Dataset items
'''

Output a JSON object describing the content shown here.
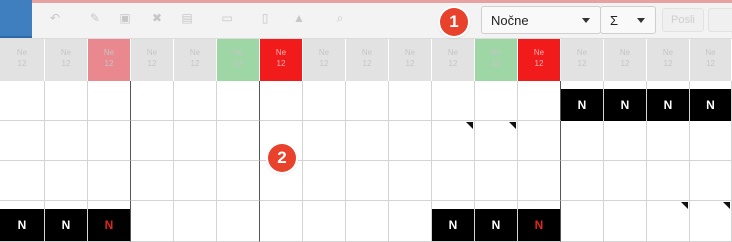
{
  "toolbar": {
    "shift_select": "Nočne",
    "sum_select": "Σ",
    "icons": [
      "home-icon",
      "undo-icon",
      "edit-icon",
      "copy-icon",
      "delete-icon",
      "print-icon",
      "document-icon",
      "warning-icon",
      "search-icon"
    ],
    "ghost_button": "Posli"
  },
  "callouts": [
    "1",
    "2"
  ],
  "header": {
    "day_abbr": "Ne",
    "day_num": "12",
    "colors": {
      "normal": "#e2e2e2",
      "weekend_purple": "#e9888f",
      "holiday_green": "#9fd6a6",
      "holiday_red": "#f21b1b"
    }
  },
  "grid": {
    "rows": [
      [
        "",
        "",
        "",
        "",
        "",
        "",
        "",
        "",
        "",
        "",
        "",
        "",
        "",
        "N",
        "N",
        "N",
        "N"
      ],
      [
        "",
        "",
        "",
        "",
        "",
        "",
        "",
        "",
        "",
        "",
        "",
        "",
        "",
        "",
        "",
        "",
        ""
      ],
      [
        "",
        "",
        "",
        "",
        "",
        "",
        "",
        "",
        "",
        "",
        "",
        "",
        "",
        "",
        "",
        "",
        ""
      ],
      [
        "N",
        "N",
        "N",
        "",
        "",
        "",
        "",
        "",
        "",
        "",
        "N",
        "N",
        "N",
        "",
        "",
        "",
        ""
      ]
    ],
    "shift_letter": "N"
  }
}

'''

### WHAT YOU NEED TO DO
Without the pictures, extract every entry verbatim.

### ANSWER IN FULL
Output a JSON object describing the content shown here.
{
  "toolbar": {
    "shift_select": "Nočne",
    "sum_select": "Σ",
    "icons": [
      "home-icon",
      "undo-icon",
      "edit-icon",
      "copy-icon",
      "delete-icon",
      "print-icon",
      "document-icon",
      "warning-icon",
      "search-icon"
    ],
    "ghost_button": "Posli"
  },
  "callouts": [
    "1",
    "2"
  ],
  "header": {
    "day_abbr": "Ne",
    "day_num": "12",
    "colors": {
      "normal": "#e2e2e2",
      "weekend_purple": "#e9888f",
      "holiday_green": "#9fd6a6",
      "holiday_red": "#f21b1b"
    }
  },
  "grid": {
    "rows": [
      [
        "",
        "",
        "",
        "",
        "",
        "",
        "",
        "",
        "",
        "",
        "",
        "",
        "",
        "N",
        "N",
        "N",
        "N"
      ],
      [
        "",
        "",
        "",
        "",
        "",
        "",
        "",
        "",
        "",
        "",
        "",
        "",
        "",
        "",
        "",
        "",
        ""
      ],
      [
        "",
        "",
        "",
        "",
        "",
        "",
        "",
        "",
        "",
        "",
        "",
        "",
        "",
        "",
        "",
        "",
        ""
      ],
      [
        "N",
        "N",
        "N",
        "",
        "",
        "",
        "",
        "",
        "",
        "",
        "N",
        "N",
        "N",
        "",
        "",
        "",
        ""
      ]
    ],
    "shift_letter": "N"
  }
}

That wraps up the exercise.